What needs to be done => Restate the whole listing word for word. Pictures are left out.

Material for this task =>
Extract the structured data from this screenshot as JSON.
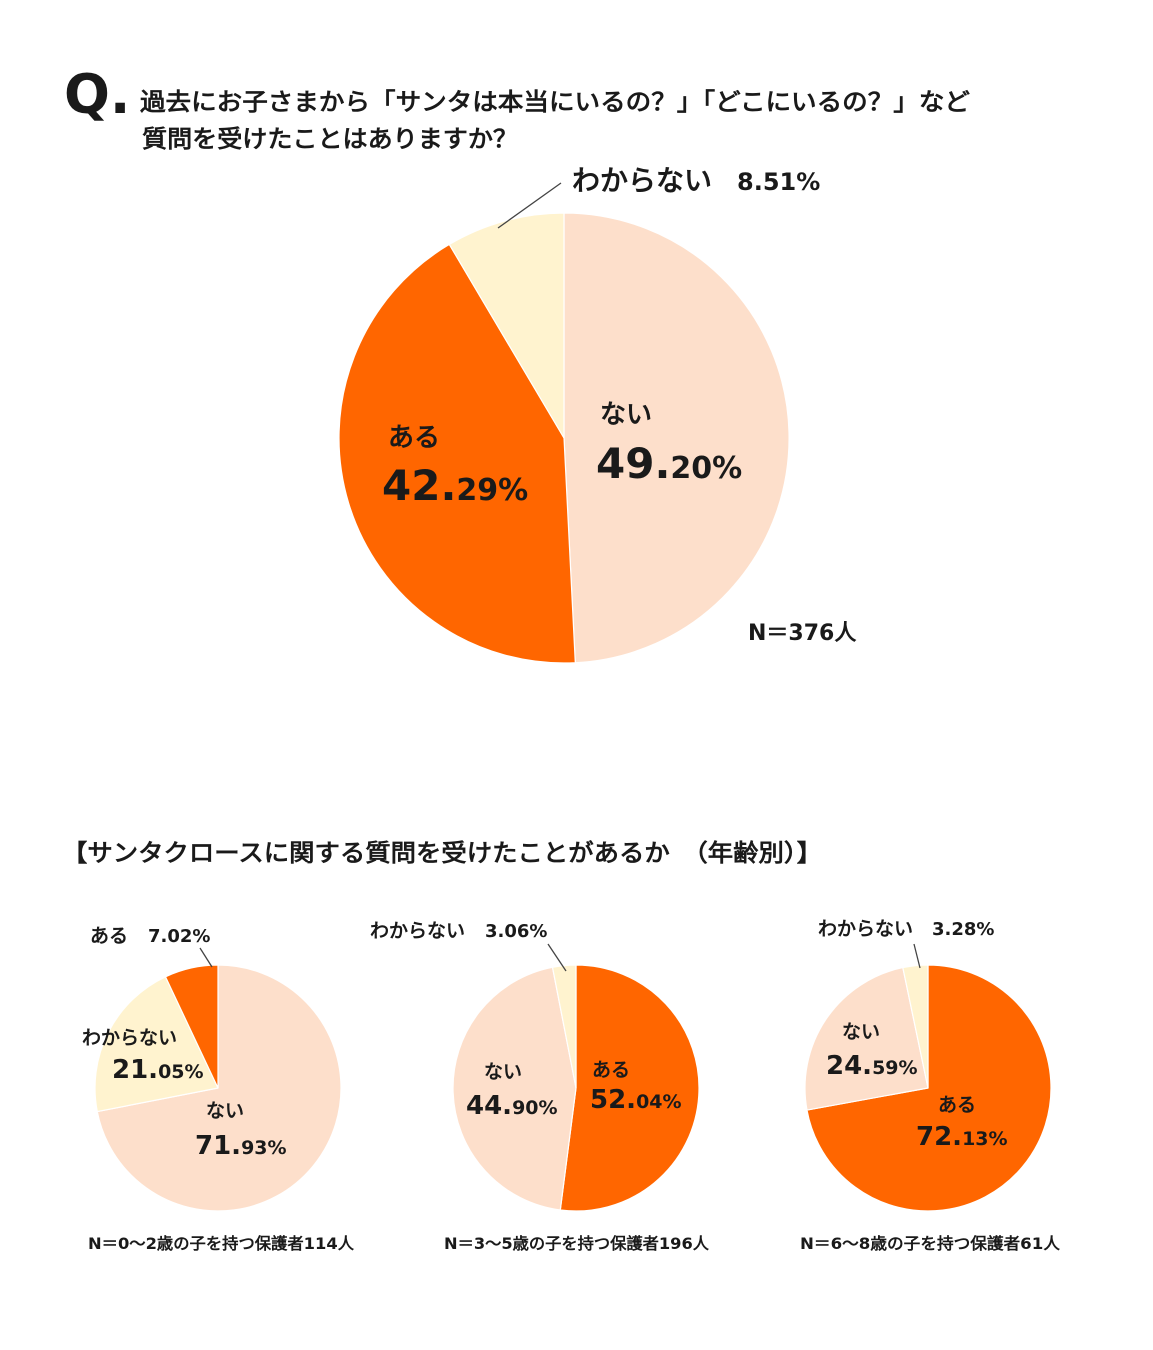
{
  "question": {
    "mark": "Q.",
    "line1": "過去にお子さまから「サンタは本当にいるの？」「どこにいるの？」など",
    "line2": "質問を受けたことはありますか？"
  },
  "section_title": "【サンタクロースに関する質問を受けたことがあるか　（年齢別）】",
  "text_color": "#1A1A1A",
  "chart_data": [
    {
      "type": "pie",
      "n_label": "N＝376人",
      "slices": [
        {
          "label": "ない",
          "value": 49.2,
          "color": "#FDDFCB"
        },
        {
          "label": "ある",
          "value": 42.29,
          "color": "#FF6600"
        },
        {
          "label": "わからない",
          "value": 8.51,
          "color": "#FFF3CF"
        }
      ]
    },
    {
      "type": "pie",
      "n_label": "N＝0〜2歳の子を持つ保護者114人",
      "slices": [
        {
          "label": "ない",
          "value": 71.93,
          "color": "#FDDFCB"
        },
        {
          "label": "わからない",
          "value": 21.05,
          "color": "#FFF3CF"
        },
        {
          "label": "ある",
          "value": 7.02,
          "color": "#FF6600"
        }
      ]
    },
    {
      "type": "pie",
      "n_label": "N＝3〜5歳の子を持つ保護者196人",
      "slices": [
        {
          "label": "ある",
          "value": 52.04,
          "color": "#FF6600"
        },
        {
          "label": "ない",
          "value": 44.9,
          "color": "#FDDFCB"
        },
        {
          "label": "わからない",
          "value": 3.06,
          "color": "#FFF3CF"
        }
      ]
    },
    {
      "type": "pie",
      "n_label": "N＝6〜8歳の子を持つ保護者61人",
      "slices": [
        {
          "label": "ある",
          "value": 72.13,
          "color": "#FF6600"
        },
        {
          "label": "ない",
          "value": 24.59,
          "color": "#FDDFCB"
        },
        {
          "label": "わからない",
          "value": 3.28,
          "color": "#FFF3CF"
        }
      ]
    }
  ]
}
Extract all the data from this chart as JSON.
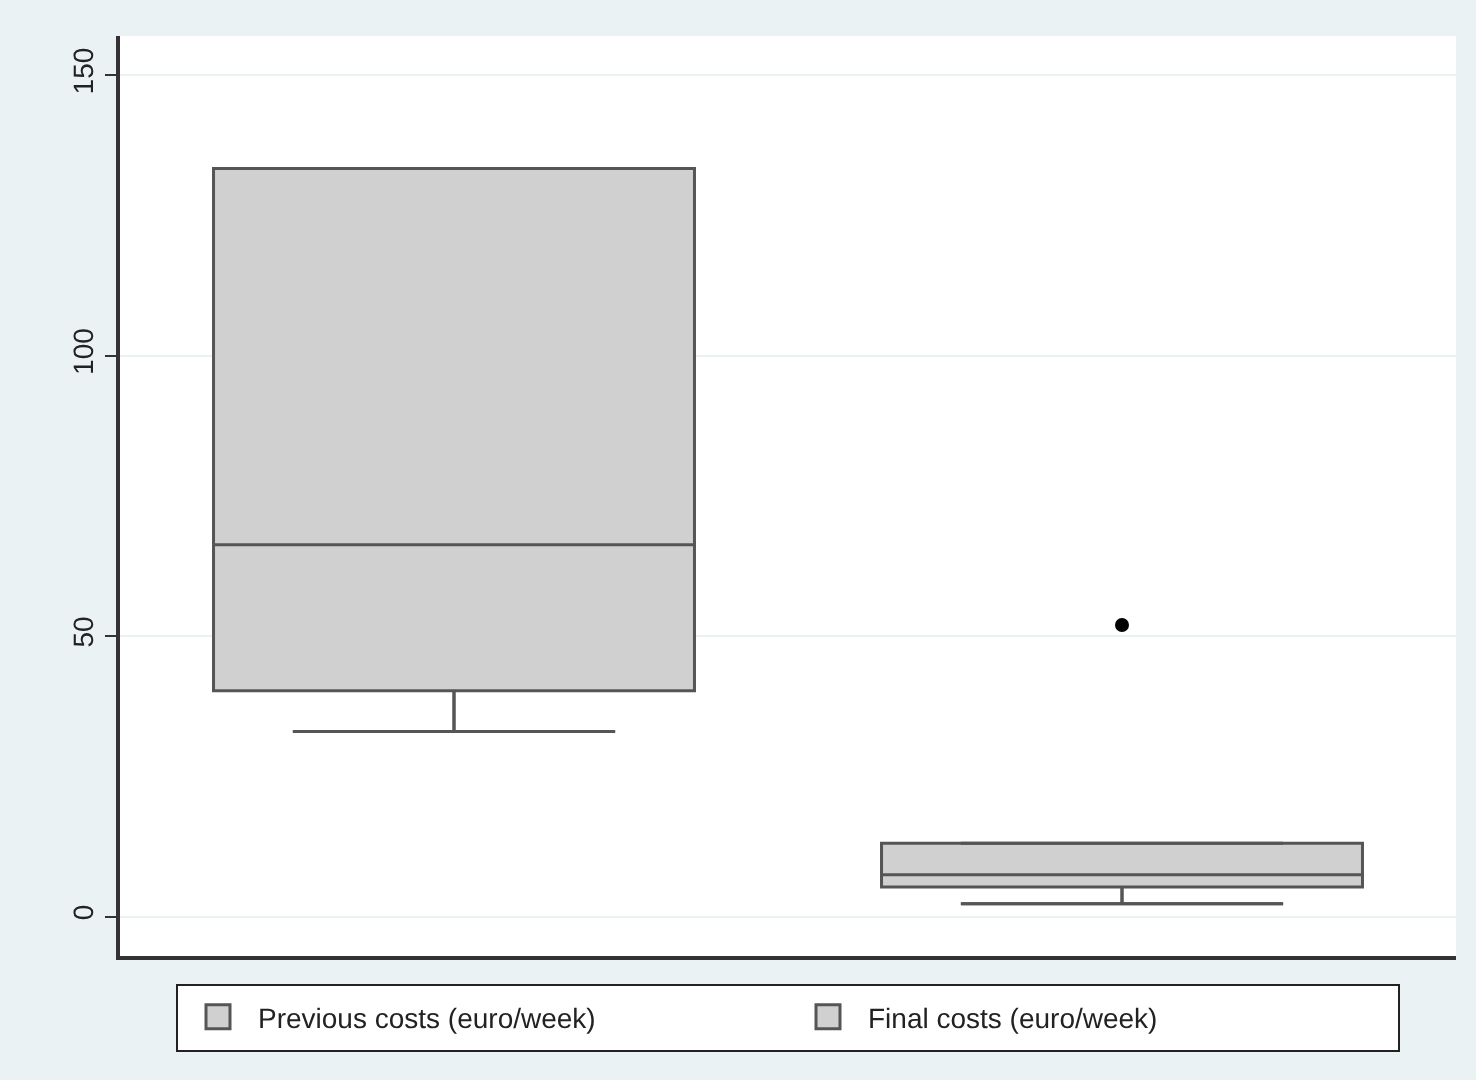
{
  "chart_data": {
    "type": "box",
    "categories": [
      null,
      null
    ],
    "series": [
      {
        "name": "Previous costs (euro/week)",
        "color": "#d0d0d0",
        "boxes": [
          {
            "low": 33.0,
            "q1": 40.3,
            "median": 66.3,
            "q3": 133.4,
            "high": 133.4
          },
          null
        ]
      },
      {
        "name": "Final costs (euro/week)",
        "color": "#d0d0d0",
        "boxes": [
          null,
          {
            "low": 2.3,
            "q1": 5.3,
            "median": 7.5,
            "q3": 13.1,
            "high": 13.1,
            "outliers": [
              52.0
            ]
          }
        ]
      }
    ],
    "ylim": [
      -7,
      157
    ],
    "yticks": [
      0,
      50,
      100,
      150
    ],
    "grid": "y",
    "legend": "bottom",
    "tick_labels": "y"
  }
}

Exercise solution =>
Extract the structured data from this screenshot as JSON.
{
  "question": {
    "mark": "Q.",
    "line1": "過去にお子さまから「サンタは本当にいるの？」「どこにいるの？」など",
    "line2": "質問を受けたことはありますか？"
  },
  "section_title": "【サンタクロースに関する質問を受けたことがあるか　（年齢別）】",
  "text_color": "#1A1A1A",
  "chart_data": [
    {
      "type": "pie",
      "n_label": "N＝376人",
      "slices": [
        {
          "label": "ない",
          "value": 49.2,
          "color": "#FDDFCB"
        },
        {
          "label": "ある",
          "value": 42.29,
          "color": "#FF6600"
        },
        {
          "label": "わからない",
          "value": 8.51,
          "color": "#FFF3CF"
        }
      ]
    },
    {
      "type": "pie",
      "n_label": "N＝0〜2歳の子を持つ保護者114人",
      "slices": [
        {
          "label": "ない",
          "value": 71.93,
          "color": "#FDDFCB"
        },
        {
          "label": "わからない",
          "value": 21.05,
          "color": "#FFF3CF"
        },
        {
          "label": "ある",
          "value": 7.02,
          "color": "#FF6600"
        }
      ]
    },
    {
      "type": "pie",
      "n_label": "N＝3〜5歳の子を持つ保護者196人",
      "slices": [
        {
          "label": "ある",
          "value": 52.04,
          "color": "#FF6600"
        },
        {
          "label": "ない",
          "value": 44.9,
          "color": "#FDDFCB"
        },
        {
          "label": "わからない",
          "value": 3.06,
          "color": "#FFF3CF"
        }
      ]
    },
    {
      "type": "pie",
      "n_label": "N＝6〜8歳の子を持つ保護者61人",
      "slices": [
        {
          "label": "ある",
          "value": 72.13,
          "color": "#FF6600"
        },
        {
          "label": "ない",
          "value": 24.59,
          "color": "#FDDFCB"
        },
        {
          "label": "わからない",
          "value": 3.28,
          "color": "#FFF3CF"
        }
      ]
    }
  ]
}
Extract all the data from this chart as JSON.
{
  "chart_data": {
    "type": "box",
    "categories": [
      null,
      null
    ],
    "series": [
      {
        "name": "Previous costs (euro/week)",
        "color": "#d0d0d0",
        "boxes": [
          {
            "low": 33.0,
            "q1": 40.3,
            "median": 66.3,
            "q3": 133.4,
            "high": 133.4
          },
          null
        ]
      },
      {
        "name": "Final costs (euro/week)",
        "color": "#d0d0d0",
        "boxes": [
          null,
          {
            "low": 2.3,
            "q1": 5.3,
            "median": 7.5,
            "q3": 13.1,
            "high": 13.1,
            "outliers": [
              52.0
            ]
          }
        ]
      }
    ],
    "ylim": [
      -7,
      157
    ],
    "yticks": [
      0,
      50,
      100,
      150
    ],
    "grid": "y",
    "legend": "bottom",
    "tick_labels": "y"
  }
}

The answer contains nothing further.